→ **Problem**
Could you write out the records below exactly as they appear, leaving out any pictures?

→ **Records that describe figures**
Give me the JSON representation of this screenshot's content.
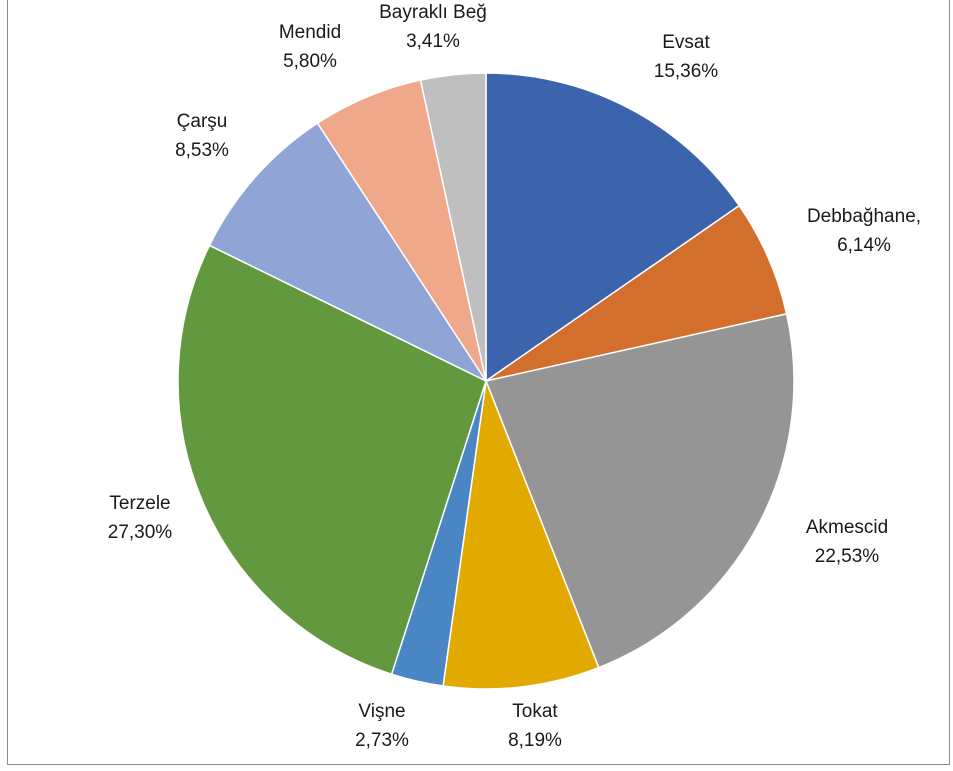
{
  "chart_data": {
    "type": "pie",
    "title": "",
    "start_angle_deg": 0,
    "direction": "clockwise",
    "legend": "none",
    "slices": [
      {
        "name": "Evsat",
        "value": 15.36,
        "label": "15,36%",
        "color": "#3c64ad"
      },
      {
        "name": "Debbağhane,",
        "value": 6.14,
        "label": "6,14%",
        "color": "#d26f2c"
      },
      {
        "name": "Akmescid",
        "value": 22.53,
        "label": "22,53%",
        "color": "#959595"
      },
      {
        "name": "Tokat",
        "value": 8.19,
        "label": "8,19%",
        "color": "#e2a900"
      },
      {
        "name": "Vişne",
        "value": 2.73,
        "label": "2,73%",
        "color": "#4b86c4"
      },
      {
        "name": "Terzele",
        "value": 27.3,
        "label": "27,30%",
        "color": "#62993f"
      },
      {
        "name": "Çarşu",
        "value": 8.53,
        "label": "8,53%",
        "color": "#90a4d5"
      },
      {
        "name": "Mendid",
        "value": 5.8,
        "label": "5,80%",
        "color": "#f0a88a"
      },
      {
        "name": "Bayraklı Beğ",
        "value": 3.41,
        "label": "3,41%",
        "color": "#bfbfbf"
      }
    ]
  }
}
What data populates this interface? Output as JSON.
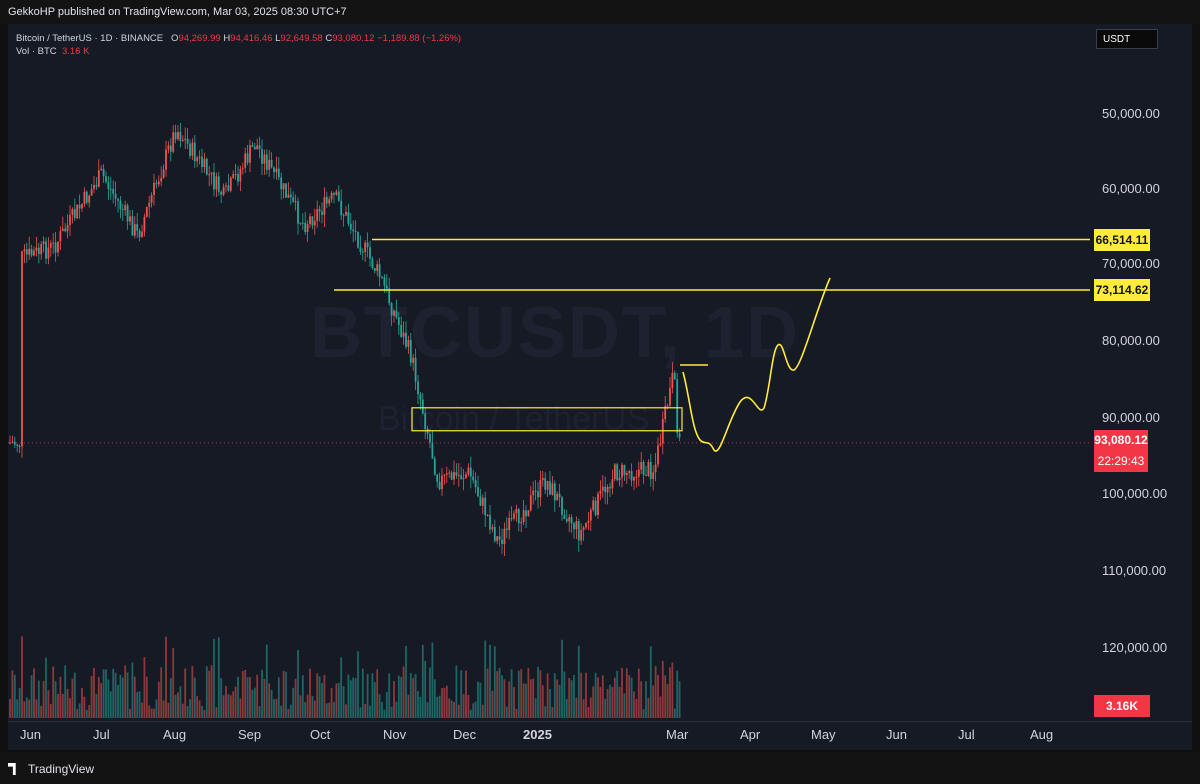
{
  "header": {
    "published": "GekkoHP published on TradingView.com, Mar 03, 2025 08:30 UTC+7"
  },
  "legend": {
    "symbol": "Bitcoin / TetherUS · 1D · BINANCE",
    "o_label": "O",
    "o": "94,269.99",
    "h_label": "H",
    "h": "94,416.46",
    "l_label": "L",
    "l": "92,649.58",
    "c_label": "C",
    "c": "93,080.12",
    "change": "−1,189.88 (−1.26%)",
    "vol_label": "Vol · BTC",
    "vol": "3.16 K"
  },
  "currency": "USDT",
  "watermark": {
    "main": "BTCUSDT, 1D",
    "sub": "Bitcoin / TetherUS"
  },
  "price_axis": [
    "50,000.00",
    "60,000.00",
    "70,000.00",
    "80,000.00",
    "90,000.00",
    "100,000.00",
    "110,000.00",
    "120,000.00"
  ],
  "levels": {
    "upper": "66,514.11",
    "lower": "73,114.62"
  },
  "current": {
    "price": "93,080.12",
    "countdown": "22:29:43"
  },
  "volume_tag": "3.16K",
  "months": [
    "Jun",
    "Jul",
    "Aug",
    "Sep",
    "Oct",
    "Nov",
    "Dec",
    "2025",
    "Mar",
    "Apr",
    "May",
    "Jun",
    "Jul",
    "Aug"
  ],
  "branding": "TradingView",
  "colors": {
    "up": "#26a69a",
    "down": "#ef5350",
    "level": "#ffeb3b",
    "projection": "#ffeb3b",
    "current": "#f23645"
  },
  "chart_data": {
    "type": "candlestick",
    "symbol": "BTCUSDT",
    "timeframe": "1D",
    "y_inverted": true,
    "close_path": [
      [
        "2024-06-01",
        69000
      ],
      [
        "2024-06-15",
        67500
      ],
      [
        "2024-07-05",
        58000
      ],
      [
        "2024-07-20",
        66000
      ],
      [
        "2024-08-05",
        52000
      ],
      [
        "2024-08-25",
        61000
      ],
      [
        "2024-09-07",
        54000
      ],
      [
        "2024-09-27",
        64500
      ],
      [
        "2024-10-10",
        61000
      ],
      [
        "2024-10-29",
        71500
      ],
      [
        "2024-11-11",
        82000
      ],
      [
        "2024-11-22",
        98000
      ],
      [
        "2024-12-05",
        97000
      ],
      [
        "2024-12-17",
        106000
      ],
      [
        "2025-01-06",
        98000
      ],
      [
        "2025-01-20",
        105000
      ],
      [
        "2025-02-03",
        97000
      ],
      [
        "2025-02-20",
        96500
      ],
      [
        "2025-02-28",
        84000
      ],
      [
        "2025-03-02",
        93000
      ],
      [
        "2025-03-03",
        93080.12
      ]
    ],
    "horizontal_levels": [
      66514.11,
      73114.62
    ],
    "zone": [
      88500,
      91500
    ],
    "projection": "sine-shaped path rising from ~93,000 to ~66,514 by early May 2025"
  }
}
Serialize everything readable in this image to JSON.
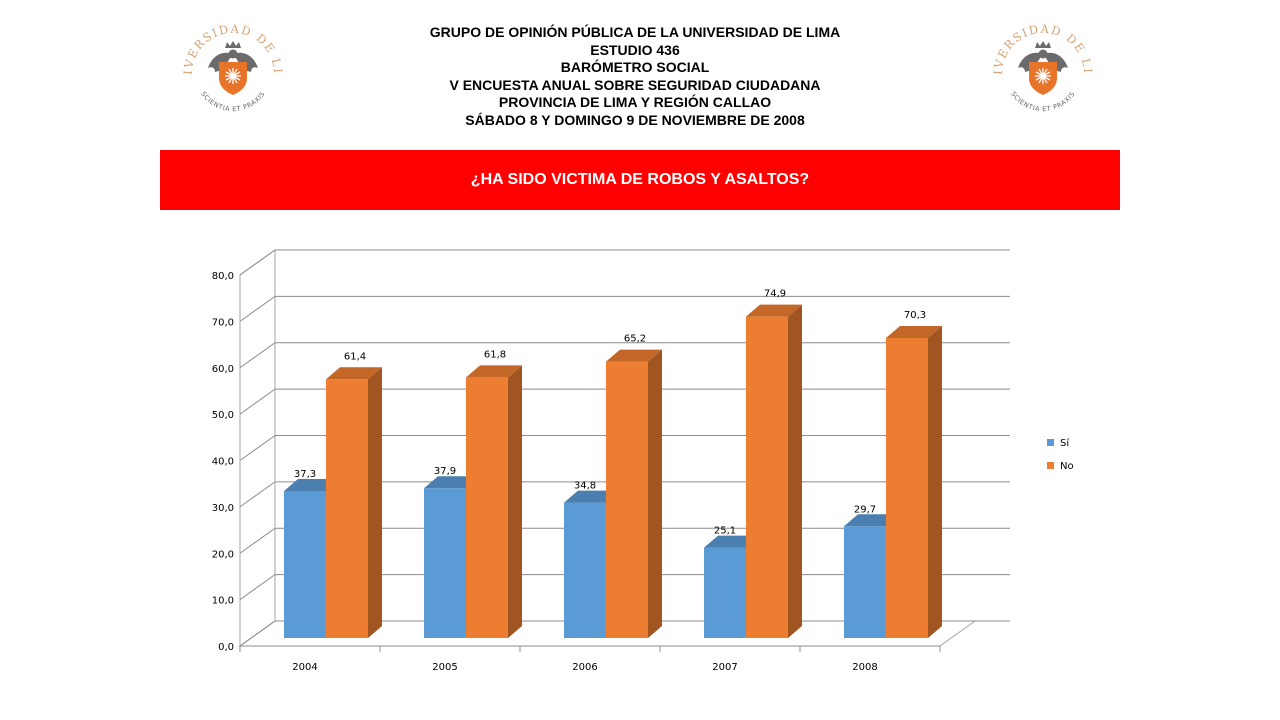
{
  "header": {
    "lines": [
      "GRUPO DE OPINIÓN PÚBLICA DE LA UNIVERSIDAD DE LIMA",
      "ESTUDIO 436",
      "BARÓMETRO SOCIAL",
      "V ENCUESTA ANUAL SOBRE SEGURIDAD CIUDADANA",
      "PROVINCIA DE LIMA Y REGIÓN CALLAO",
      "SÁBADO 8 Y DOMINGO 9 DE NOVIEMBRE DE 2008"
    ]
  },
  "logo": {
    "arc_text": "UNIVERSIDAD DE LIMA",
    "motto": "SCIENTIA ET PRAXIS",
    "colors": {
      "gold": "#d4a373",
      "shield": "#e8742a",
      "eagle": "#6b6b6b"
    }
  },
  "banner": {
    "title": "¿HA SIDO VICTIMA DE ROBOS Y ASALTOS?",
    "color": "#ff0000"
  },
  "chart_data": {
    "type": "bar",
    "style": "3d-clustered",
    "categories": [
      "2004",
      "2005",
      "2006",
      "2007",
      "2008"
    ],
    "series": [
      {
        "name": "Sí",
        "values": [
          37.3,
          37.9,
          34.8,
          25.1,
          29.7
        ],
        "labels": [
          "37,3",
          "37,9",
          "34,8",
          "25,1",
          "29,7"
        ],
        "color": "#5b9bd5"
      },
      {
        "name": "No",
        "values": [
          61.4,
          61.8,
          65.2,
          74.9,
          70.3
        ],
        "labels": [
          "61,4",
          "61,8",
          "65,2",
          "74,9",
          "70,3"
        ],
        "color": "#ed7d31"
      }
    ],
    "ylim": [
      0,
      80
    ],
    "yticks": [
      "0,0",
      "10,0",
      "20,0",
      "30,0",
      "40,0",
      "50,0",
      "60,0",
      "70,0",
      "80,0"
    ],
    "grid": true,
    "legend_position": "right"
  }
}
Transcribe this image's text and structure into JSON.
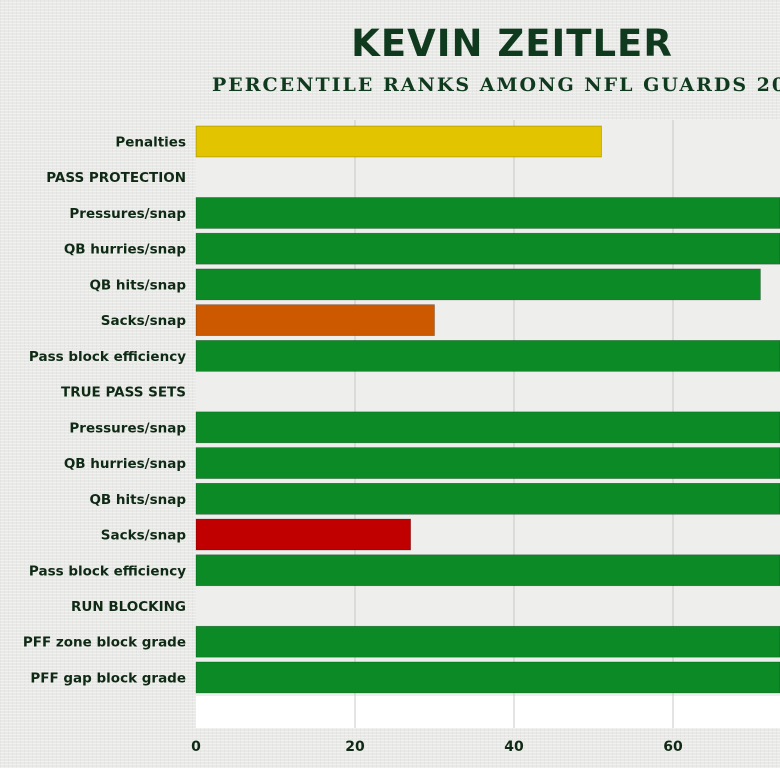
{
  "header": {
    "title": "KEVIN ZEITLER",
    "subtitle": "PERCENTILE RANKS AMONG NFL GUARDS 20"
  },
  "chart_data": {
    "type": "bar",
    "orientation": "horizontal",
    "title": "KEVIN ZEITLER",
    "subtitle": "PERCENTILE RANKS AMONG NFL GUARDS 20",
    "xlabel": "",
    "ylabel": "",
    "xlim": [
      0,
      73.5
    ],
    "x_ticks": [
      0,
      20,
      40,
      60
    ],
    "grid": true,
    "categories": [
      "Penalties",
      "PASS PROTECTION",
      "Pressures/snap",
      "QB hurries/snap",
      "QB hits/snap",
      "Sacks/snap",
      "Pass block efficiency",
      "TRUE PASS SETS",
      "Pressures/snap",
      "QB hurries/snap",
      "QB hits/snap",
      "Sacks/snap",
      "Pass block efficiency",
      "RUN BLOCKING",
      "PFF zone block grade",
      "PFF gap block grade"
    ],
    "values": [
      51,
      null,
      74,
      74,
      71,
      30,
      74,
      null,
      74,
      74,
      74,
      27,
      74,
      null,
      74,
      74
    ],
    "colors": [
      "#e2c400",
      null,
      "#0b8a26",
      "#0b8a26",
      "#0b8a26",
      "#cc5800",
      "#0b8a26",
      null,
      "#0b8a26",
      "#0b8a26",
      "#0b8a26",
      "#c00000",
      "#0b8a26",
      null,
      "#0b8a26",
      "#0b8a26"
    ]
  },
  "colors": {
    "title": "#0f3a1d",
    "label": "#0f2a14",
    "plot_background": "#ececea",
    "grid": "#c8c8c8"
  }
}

→ **Task output**
Give me the JSON representation of this screenshot's content.
{
  "chart_data": {
    "type": "pie",
    "title": "",
    "start_angle_deg": 0,
    "direction": "clockwise",
    "legend": "none",
    "slices": [
      {
        "name": "Evsat",
        "value": 15.36,
        "label": "15,36%",
        "color": "#3c64ad"
      },
      {
        "name": "Debbağhane,",
        "value": 6.14,
        "label": "6,14%",
        "color": "#d26f2c"
      },
      {
        "name": "Akmescid",
        "value": 22.53,
        "label": "22,53%",
        "color": "#959595"
      },
      {
        "name": "Tokat",
        "value": 8.19,
        "label": "8,19%",
        "color": "#e2a900"
      },
      {
        "name": "Vişne",
        "value": 2.73,
        "label": "2,73%",
        "color": "#4b86c4"
      },
      {
        "name": "Terzele",
        "value": 27.3,
        "label": "27,30%",
        "color": "#62993f"
      },
      {
        "name": "Çarşu",
        "value": 8.53,
        "label": "8,53%",
        "color": "#90a4d5"
      },
      {
        "name": "Mendid",
        "value": 5.8,
        "label": "5,80%",
        "color": "#f0a88a"
      },
      {
        "name": "Bayraklı Beğ",
        "value": 3.41,
        "label": "3,41%",
        "color": "#bfbfbf"
      }
    ]
  }
}
What data populates this interface? Output as JSON.
{
  "header": {
    "published": "GekkoHP published on TradingView.com, Mar 03, 2025 08:30 UTC+7"
  },
  "legend": {
    "symbol": "Bitcoin / TetherUS · 1D · BINANCE",
    "o_label": "O",
    "o": "94,269.99",
    "h_label": "H",
    "h": "94,416.46",
    "l_label": "L",
    "l": "92,649.58",
    "c_label": "C",
    "c": "93,080.12",
    "change": "−1,189.88 (−1.26%)",
    "vol_label": "Vol · BTC",
    "vol": "3.16 K"
  },
  "currency": "USDT",
  "watermark": {
    "main": "BTCUSDT, 1D",
    "sub": "Bitcoin / TetherUS"
  },
  "price_axis": [
    "50,000.00",
    "60,000.00",
    "70,000.00",
    "80,000.00",
    "90,000.00",
    "100,000.00",
    "110,000.00",
    "120,000.00"
  ],
  "levels": {
    "upper": "66,514.11",
    "lower": "73,114.62"
  },
  "current": {
    "price": "93,080.12",
    "countdown": "22:29:43"
  },
  "volume_tag": "3.16K",
  "months": [
    "Jun",
    "Jul",
    "Aug",
    "Sep",
    "Oct",
    "Nov",
    "Dec",
    "2025",
    "Mar",
    "Apr",
    "May",
    "Jun",
    "Jul",
    "Aug"
  ],
  "branding": "TradingView",
  "colors": {
    "up": "#26a69a",
    "down": "#ef5350",
    "level": "#ffeb3b",
    "projection": "#ffeb3b",
    "current": "#f23645"
  },
  "chart_data": {
    "type": "candlestick",
    "symbol": "BTCUSDT",
    "timeframe": "1D",
    "y_inverted": true,
    "close_path": [
      [
        "2024-06-01",
        69000
      ],
      [
        "2024-06-15",
        67500
      ],
      [
        "2024-07-05",
        58000
      ],
      [
        "2024-07-20",
        66000
      ],
      [
        "2024-08-05",
        52000
      ],
      [
        "2024-08-25",
        61000
      ],
      [
        "2024-09-07",
        54000
      ],
      [
        "2024-09-27",
        64500
      ],
      [
        "2024-10-10",
        61000
      ],
      [
        "2024-10-29",
        71500
      ],
      [
        "2024-11-11",
        82000
      ],
      [
        "2024-11-22",
        98000
      ],
      [
        "2024-12-05",
        97000
      ],
      [
        "2024-12-17",
        106000
      ],
      [
        "2025-01-06",
        98000
      ],
      [
        "2025-01-20",
        105000
      ],
      [
        "2025-02-03",
        97000
      ],
      [
        "2025-02-20",
        96500
      ],
      [
        "2025-02-28",
        84000
      ],
      [
        "2025-03-02",
        93000
      ],
      [
        "2025-03-03",
        93080.12
      ]
    ],
    "horizontal_levels": [
      66514.11,
      73114.62
    ],
    "zone": [
      88500,
      91500
    ],
    "projection": "sine-shaped path rising from ~93,000 to ~66,514 by early May 2025"
  }
}
Serialize everything readable in this image to JSON.
{
  "header": {
    "lines": [
      "GRUPO DE OPINIÓN PÚBLICA DE LA UNIVERSIDAD DE LIMA",
      "ESTUDIO 436",
      "BARÓMETRO SOCIAL",
      "V ENCUESTA ANUAL SOBRE SEGURIDAD CIUDADANA",
      "PROVINCIA DE LIMA Y REGIÓN CALLAO",
      "SÁBADO 8 Y DOMINGO 9 DE NOVIEMBRE DE 2008"
    ]
  },
  "logo": {
    "arc_text": "UNIVERSIDAD DE LIMA",
    "motto": "SCIENTIA ET PRAXIS",
    "colors": {
      "gold": "#d4a373",
      "shield": "#e8742a",
      "eagle": "#6b6b6b"
    }
  },
  "banner": {
    "title": "¿HA SIDO VICTIMA DE ROBOS Y ASALTOS?",
    "color": "#ff0000"
  },
  "chart_data": {
    "type": "bar",
    "style": "3d-clustered",
    "categories": [
      "2004",
      "2005",
      "2006",
      "2007",
      "2008"
    ],
    "series": [
      {
        "name": "Sí",
        "values": [
          37.3,
          37.9,
          34.8,
          25.1,
          29.7
        ],
        "labels": [
          "37,3",
          "37,9",
          "34,8",
          "25,1",
          "29,7"
        ],
        "color": "#5b9bd5"
      },
      {
        "name": "No",
        "values": [
          61.4,
          61.8,
          65.2,
          74.9,
          70.3
        ],
        "labels": [
          "61,4",
          "61,8",
          "65,2",
          "74,9",
          "70,3"
        ],
        "color": "#ed7d31"
      }
    ],
    "ylim": [
      0,
      80
    ],
    "yticks": [
      "0,0",
      "10,0",
      "20,0",
      "30,0",
      "40,0",
      "50,0",
      "60,0",
      "70,0",
      "80,0"
    ],
    "grid": true,
    "legend_position": "right"
  }
}
Transcribe this image's text and structure into JSON.
{
  "header": {
    "title": "KEVIN ZEITLER",
    "subtitle": "PERCENTILE RANKS AMONG NFL GUARDS 20"
  },
  "chart_data": {
    "type": "bar",
    "orientation": "horizontal",
    "title": "KEVIN ZEITLER",
    "subtitle": "PERCENTILE RANKS AMONG NFL GUARDS 20",
    "xlabel": "",
    "ylabel": "",
    "xlim": [
      0,
      73.5
    ],
    "x_ticks": [
      0,
      20,
      40,
      60
    ],
    "grid": true,
    "categories": [
      "Penalties",
      "PASS PROTECTION",
      "Pressures/snap",
      "QB hurries/snap",
      "QB hits/snap",
      "Sacks/snap",
      "Pass block efficiency",
      "TRUE PASS SETS",
      "Pressures/snap",
      "QB hurries/snap",
      "QB hits/snap",
      "Sacks/snap",
      "Pass block efficiency",
      "RUN BLOCKING",
      "PFF zone block grade",
      "PFF gap block grade"
    ],
    "values": [
      51,
      null,
      74,
      74,
      71,
      30,
      74,
      null,
      74,
      74,
      74,
      27,
      74,
      null,
      74,
      74
    ],
    "colors": [
      "#e2c400",
      null,
      "#0b8a26",
      "#0b8a26",
      "#0b8a26",
      "#cc5800",
      "#0b8a26",
      null,
      "#0b8a26",
      "#0b8a26",
      "#0b8a26",
      "#c00000",
      "#0b8a26",
      null,
      "#0b8a26",
      "#0b8a26"
    ]
  },
  "colors": {
    "title": "#0f3a1d",
    "label": "#0f2a14",
    "plot_background": "#ececea",
    "grid": "#c8c8c8"
  }
}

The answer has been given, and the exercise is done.